Scan the listing below. Report each line that includes "from".

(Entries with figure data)
## BEGIN

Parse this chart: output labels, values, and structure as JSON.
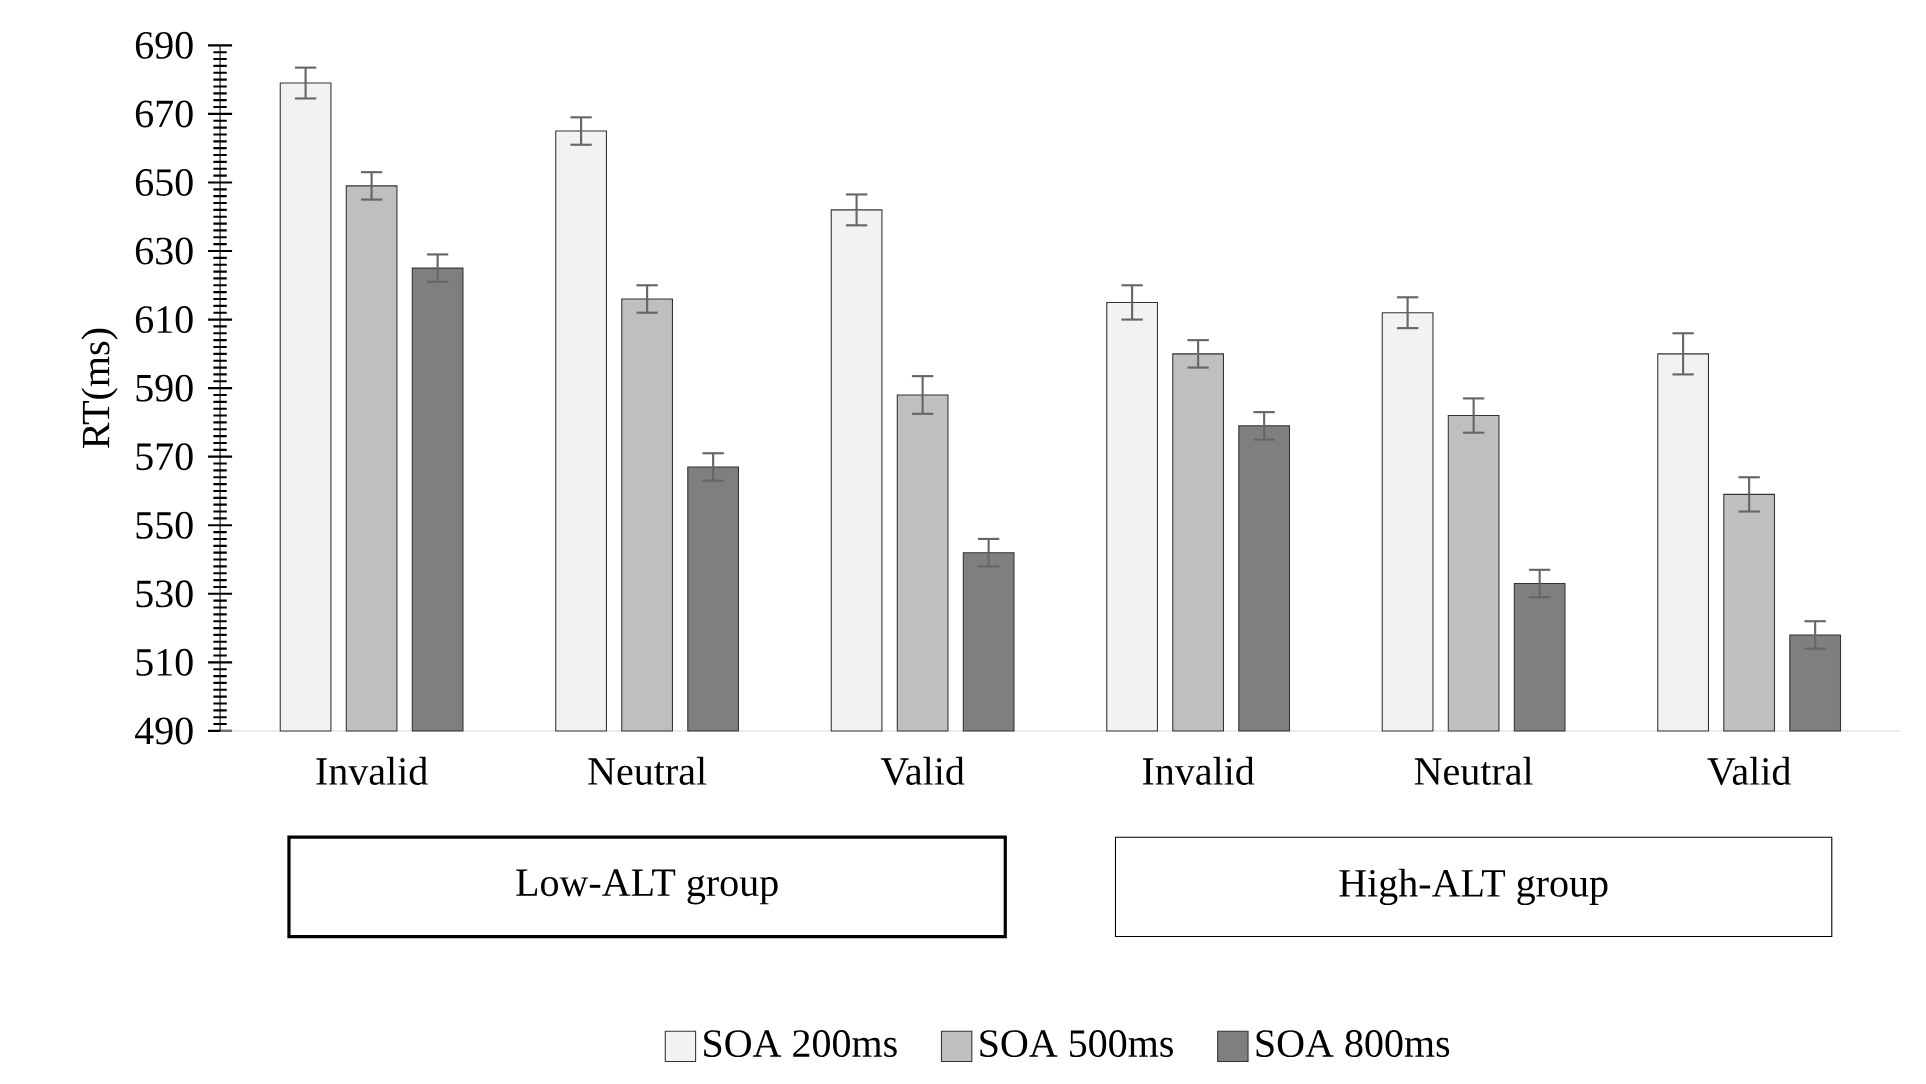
{
  "chart_data": {
    "type": "bar",
    "ylabel": "RT(ms)",
    "categories": [
      "Invalid",
      "Neutral",
      "Valid",
      "Invalid",
      "Neutral",
      "Valid"
    ],
    "series": [
      {
        "name": "SOA 200ms",
        "color": "#f2f2f2",
        "values": [
          679,
          665,
          642,
          615,
          612,
          600
        ],
        "errors": [
          4.5,
          4,
          4.5,
          5,
          4.5,
          6
        ]
      },
      {
        "name": "SOA 500ms",
        "color": "#bfbfbf",
        "values": [
          649,
          616,
          588,
          600,
          582,
          559
        ],
        "errors": [
          4,
          4,
          5.5,
          4,
          5,
          5
        ]
      },
      {
        "name": "SOA 800ms",
        "color": "#7f7f7f",
        "values": [
          625,
          567,
          542,
          579,
          533,
          518
        ],
        "errors": [
          4,
          4,
          4,
          4,
          4,
          4
        ]
      }
    ],
    "ylim": [
      490,
      690
    ],
    "yticks": [
      490,
      510,
      530,
      550,
      570,
      590,
      610,
      630,
      650,
      670,
      690
    ],
    "annotations": [
      "Low-ALT group",
      "High-ALT group"
    ],
    "grid": false,
    "legend": "bottom"
  }
}
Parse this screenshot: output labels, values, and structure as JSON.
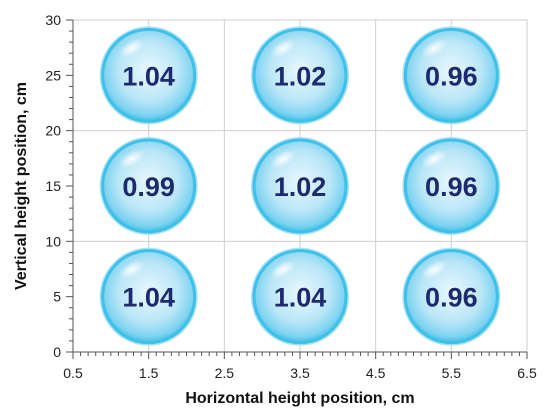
{
  "chart_data": {
    "type": "scatter",
    "title": "",
    "xlabel": "Horizontal height position, cm",
    "ylabel": "Vertical height position, cm",
    "xlim": [
      0.5,
      6.5
    ],
    "ylim": [
      0,
      30
    ],
    "x_ticks": [
      "0.5",
      "1.5",
      "2.5",
      "3.5",
      "4.5",
      "5.5",
      "6.5"
    ],
    "y_ticks": [
      "0",
      "5",
      "10",
      "15",
      "20",
      "25",
      "30"
    ],
    "grid": true,
    "points": [
      {
        "x": 1.5,
        "y": 25,
        "value": "1.04"
      },
      {
        "x": 3.5,
        "y": 25,
        "value": "1.02"
      },
      {
        "x": 5.5,
        "y": 25,
        "value": "0.96"
      },
      {
        "x": 1.5,
        "y": 15,
        "value": "0.99"
      },
      {
        "x": 3.5,
        "y": 15,
        "value": "1.02"
      },
      {
        "x": 5.5,
        "y": 15,
        "value": "0.96"
      },
      {
        "x": 1.5,
        "y": 5,
        "value": "1.04"
      },
      {
        "x": 3.5,
        "y": 5,
        "value": "1.04"
      },
      {
        "x": 5.5,
        "y": 5,
        "value": "0.96"
      }
    ],
    "colors": {
      "bubble_fill": "#bfe9f8",
      "bubble_rim": "#3ec0e8",
      "label": "#1d2a6e",
      "grid": "#cfcfcf"
    }
  }
}
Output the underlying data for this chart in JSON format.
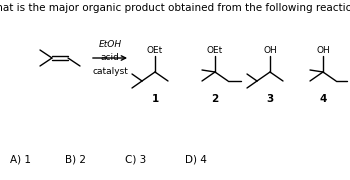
{
  "title": "What is the major organic product obtained from the following reaction?",
  "reagents_line1": "EtOH",
  "reagents_line2": "acid",
  "reagents_line3": "catalyst",
  "answer_labels": [
    "A) 1",
    "B) 2",
    "C) 3",
    "D) 4"
  ],
  "bg_color": "#ffffff",
  "text_color": "#000000",
  "font_size_title": 7.5,
  "font_size_small": 6.5,
  "font_size_num": 7.5,
  "font_size_ans": 7.5
}
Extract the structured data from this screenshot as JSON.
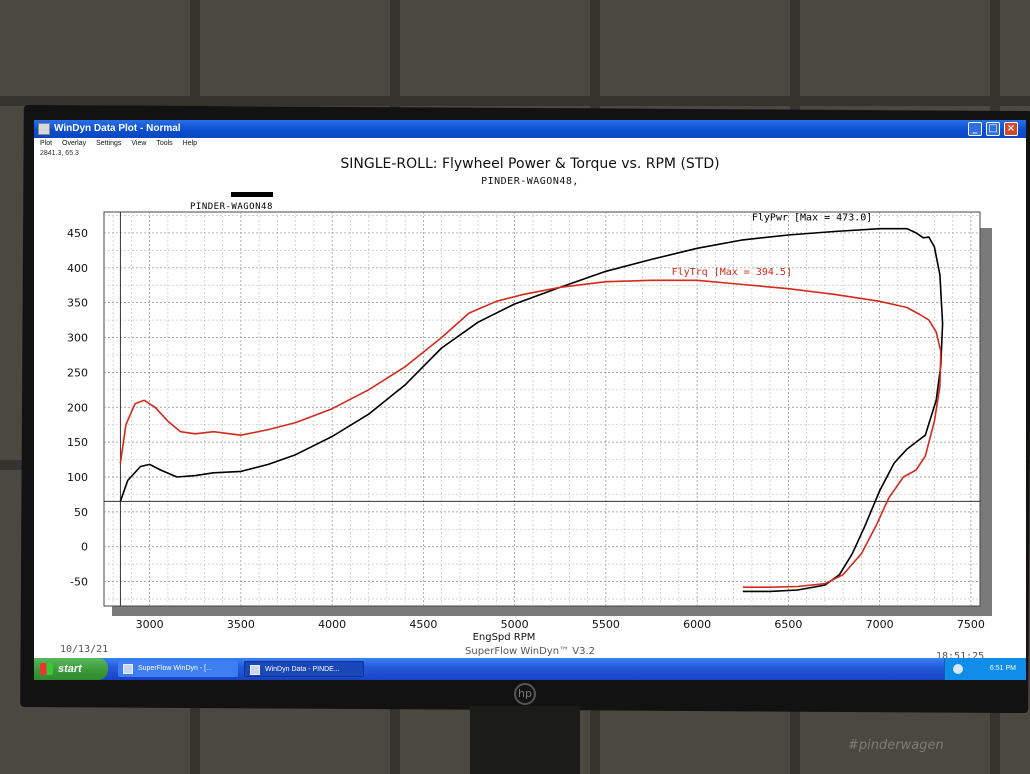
{
  "window": {
    "title": "WinDyn Data Plot - Normal",
    "menu": [
      "Plot",
      "Overlay",
      "Settings",
      "View",
      "Tools",
      "Help"
    ],
    "cursor_readout": "2841.3, 65.3",
    "controls": {
      "minimize": "_",
      "maximize": "□",
      "close": "×"
    }
  },
  "plot_header": {
    "title": "SINGLE-ROLL: Flywheel Power & Torque vs. RPM (STD)",
    "subtitle": "PINDER-WAGON48,",
    "run_label": "PINDER-WAGON48"
  },
  "footer": {
    "date": "10/13/21",
    "app": "SuperFlow WinDyn™ V3.2",
    "time": "18:51:25"
  },
  "taskbar": {
    "start_label": "start",
    "tasks": [
      "SuperFlow WinDyn - [...",
      "WinDyn Data - PINDE..."
    ],
    "clock": "6:51 PM"
  },
  "colors": {
    "power_line": "#000000",
    "torque_line": "#d42a1e",
    "grid": "#9a9a9a",
    "titlebar": "#0a4fd0"
  },
  "chart_data": {
    "type": "line",
    "title": "SINGLE-ROLL: Flywheel Power & Torque vs. RPM (STD)",
    "xlabel": "EngSpd RPM",
    "ylabel": "",
    "xlim": [
      2750,
      7550
    ],
    "ylim": [
      -85,
      480
    ],
    "x_ticks": [
      3000,
      3500,
      4000,
      4500,
      5000,
      5500,
      6000,
      6500,
      7000,
      7500
    ],
    "y_ticks": [
      -50,
      0,
      50,
      100,
      150,
      200,
      250,
      300,
      350,
      400,
      450
    ],
    "grid": true,
    "reference_lines": {
      "x": 2840,
      "y": 65
    },
    "series": [
      {
        "name": "FlyPwr",
        "annotation": "FlyPwr [Max = 473.0]",
        "points": [
          [
            2840,
            65
          ],
          [
            2880,
            95
          ],
          [
            2950,
            115
          ],
          [
            3000,
            118
          ],
          [
            3060,
            110
          ],
          [
            3150,
            100
          ],
          [
            3250,
            102
          ],
          [
            3350,
            106
          ],
          [
            3500,
            108
          ],
          [
            3650,
            118
          ],
          [
            3800,
            132
          ],
          [
            4000,
            158
          ],
          [
            4200,
            190
          ],
          [
            4400,
            232
          ],
          [
            4600,
            285
          ],
          [
            4800,
            322
          ],
          [
            5000,
            348
          ],
          [
            5250,
            372
          ],
          [
            5500,
            395
          ],
          [
            5750,
            412
          ],
          [
            6000,
            428
          ],
          [
            6250,
            440
          ],
          [
            6500,
            447
          ],
          [
            6750,
            452
          ],
          [
            7000,
            456
          ],
          [
            7150,
            456
          ],
          [
            7200,
            450
          ],
          [
            7240,
            443
          ],
          [
            7270,
            444
          ],
          [
            7300,
            430
          ],
          [
            7330,
            390
          ],
          [
            7345,
            320
          ],
          [
            7335,
            260
          ],
          [
            7310,
            210
          ],
          [
            7250,
            160
          ],
          [
            7200,
            150
          ],
          [
            7150,
            140
          ],
          [
            7080,
            120
          ],
          [
            7000,
            80
          ],
          [
            6920,
            30
          ],
          [
            6850,
            -10
          ],
          [
            6780,
            -40
          ],
          [
            6700,
            -55
          ],
          [
            6550,
            -62
          ],
          [
            6400,
            -64
          ],
          [
            6250,
            -64
          ]
        ]
      },
      {
        "name": "FlyTrq",
        "annotation": "FlyTrq [Max = 394.5]",
        "points": [
          [
            2840,
            120
          ],
          [
            2870,
            175
          ],
          [
            2920,
            205
          ],
          [
            2970,
            210
          ],
          [
            3030,
            200
          ],
          [
            3100,
            180
          ],
          [
            3170,
            165
          ],
          [
            3250,
            162
          ],
          [
            3350,
            165
          ],
          [
            3500,
            160
          ],
          [
            3650,
            168
          ],
          [
            3800,
            178
          ],
          [
            4000,
            198
          ],
          [
            4200,
            225
          ],
          [
            4400,
            258
          ],
          [
            4600,
            300
          ],
          [
            4750,
            335
          ],
          [
            4900,
            352
          ],
          [
            5050,
            362
          ],
          [
            5250,
            372
          ],
          [
            5500,
            380
          ],
          [
            5750,
            382
          ],
          [
            6000,
            382
          ],
          [
            6250,
            376
          ],
          [
            6500,
            370
          ],
          [
            6750,
            362
          ],
          [
            7000,
            352
          ],
          [
            7150,
            343
          ],
          [
            7220,
            333
          ],
          [
            7270,
            325
          ],
          [
            7310,
            308
          ],
          [
            7335,
            280
          ],
          [
            7330,
            230
          ],
          [
            7300,
            180
          ],
          [
            7250,
            130
          ],
          [
            7200,
            110
          ],
          [
            7130,
            100
          ],
          [
            7050,
            70
          ],
          [
            6980,
            30
          ],
          [
            6900,
            -10
          ],
          [
            6800,
            -40
          ],
          [
            6700,
            -53
          ],
          [
            6550,
            -57
          ],
          [
            6400,
            -58
          ],
          [
            6250,
            -58
          ]
        ]
      }
    ]
  }
}
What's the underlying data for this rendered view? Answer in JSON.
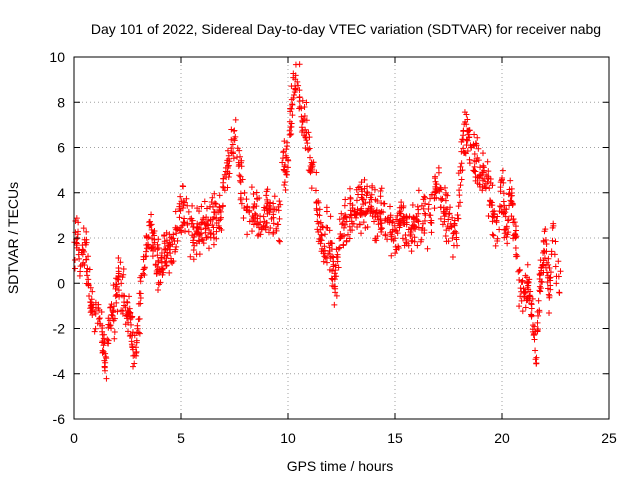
{
  "chart_data": {
    "type": "scatter",
    "title": "Day 101 of 2022, Sidereal Day-to-day VTEC variation (SDTVAR) for receiver nabg",
    "xlabel": "GPS time / hours",
    "ylabel": "SDTVAR / TECUs",
    "xlim": [
      0,
      25
    ],
    "ylim": [
      -6,
      10
    ],
    "x_ticks": [
      0,
      5,
      10,
      15,
      20,
      25
    ],
    "x_tick_labels": [
      "0",
      "5",
      "10",
      "15",
      "20",
      "25"
    ],
    "y_ticks": [
      -6,
      -4,
      -2,
      0,
      2,
      4,
      6,
      8,
      10
    ],
    "y_tick_labels": [
      "-6",
      "-4",
      "-2",
      "0",
      "2",
      "4",
      "6",
      "8",
      "10"
    ],
    "grid": true,
    "marker": "plus",
    "color": "#ff0000",
    "series": [
      {
        "name": "SDTVAR",
        "x_start": 0.0,
        "x_end": 22.75,
        "trend": [
          [
            0.0,
            0.8
          ],
          [
            0.1,
            2.5
          ],
          [
            0.3,
            1.0
          ],
          [
            0.5,
            2.0
          ],
          [
            0.7,
            0.0
          ],
          [
            0.9,
            -1.5
          ],
          [
            1.1,
            -1.6
          ],
          [
            1.3,
            -2.0
          ],
          [
            1.5,
            -3.6
          ],
          [
            1.7,
            -1.6
          ],
          [
            1.9,
            -1.2
          ],
          [
            2.1,
            0.3
          ],
          [
            2.3,
            -0.2
          ],
          [
            2.5,
            -1.3
          ],
          [
            2.7,
            -2.3
          ],
          [
            2.9,
            -3.0
          ],
          [
            3.1,
            -0.8
          ],
          [
            3.3,
            1.3
          ],
          [
            3.5,
            2.1
          ],
          [
            3.8,
            1.4
          ],
          [
            4.0,
            0.6
          ],
          [
            4.3,
            1.6
          ],
          [
            4.6,
            1.2
          ],
          [
            4.9,
            2.9
          ],
          [
            5.2,
            3.2
          ],
          [
            5.6,
            2.0
          ],
          [
            5.9,
            2.1
          ],
          [
            6.2,
            2.5
          ],
          [
            6.5,
            2.8
          ],
          [
            6.8,
            3.1
          ],
          [
            7.0,
            4.0
          ],
          [
            7.2,
            5.5
          ],
          [
            7.4,
            6.0
          ],
          [
            7.6,
            6.6
          ],
          [
            7.8,
            4.3
          ],
          [
            8.1,
            2.7
          ],
          [
            8.4,
            3.2
          ],
          [
            8.7,
            2.6
          ],
          [
            9.0,
            3.2
          ],
          [
            9.3,
            3.0
          ],
          [
            9.6,
            2.6
          ],
          [
            9.8,
            5.2
          ],
          [
            10.0,
            5.5
          ],
          [
            10.15,
            7.5
          ],
          [
            10.3,
            8.6
          ],
          [
            10.45,
            9.0
          ],
          [
            10.6,
            7.8
          ],
          [
            10.9,
            6.5
          ],
          [
            11.2,
            4.5
          ],
          [
            11.4,
            3.0
          ],
          [
            11.6,
            1.6
          ],
          [
            11.8,
            2.0
          ],
          [
            12.0,
            1.5
          ],
          [
            12.2,
            0.2
          ],
          [
            12.5,
            2.6
          ],
          [
            12.8,
            2.6
          ],
          [
            13.0,
            3.2
          ],
          [
            13.3,
            3.5
          ],
          [
            13.6,
            3.3
          ],
          [
            13.9,
            3.4
          ],
          [
            14.1,
            2.7
          ],
          [
            14.4,
            3.0
          ],
          [
            14.7,
            2.4
          ],
          [
            15.0,
            2.2
          ],
          [
            15.3,
            3.0
          ],
          [
            15.6,
            2.4
          ],
          [
            15.9,
            2.3
          ],
          [
            16.2,
            3.1
          ],
          [
            16.5,
            2.6
          ],
          [
            16.8,
            3.8
          ],
          [
            17.0,
            4.3
          ],
          [
            17.3,
            3.2
          ],
          [
            17.6,
            2.6
          ],
          [
            17.9,
            2.3
          ],
          [
            18.1,
            5.5
          ],
          [
            18.3,
            6.9
          ],
          [
            18.6,
            5.8
          ],
          [
            18.9,
            5.0
          ],
          [
            19.2,
            5.2
          ],
          [
            19.5,
            3.8
          ],
          [
            19.8,
            2.0
          ],
          [
            20.0,
            4.5
          ],
          [
            20.2,
            2.0
          ],
          [
            20.4,
            4.0
          ],
          [
            20.6,
            2.6
          ],
          [
            20.8,
            0.2
          ],
          [
            21.0,
            -0.8
          ],
          [
            21.2,
            0.2
          ],
          [
            21.4,
            -1.5
          ],
          [
            21.6,
            -3.0
          ],
          [
            21.8,
            0.3
          ],
          [
            22.0,
            1.6
          ],
          [
            22.2,
            -0.6
          ],
          [
            22.4,
            2.6
          ],
          [
            22.6,
            0.2
          ],
          [
            22.75,
            0.1
          ]
        ]
      }
    ]
  }
}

## END

**Full answer**
  "title": "What is the major organic product obtained from the following reaction?",
Extract the structured data from this screenshot as JSON.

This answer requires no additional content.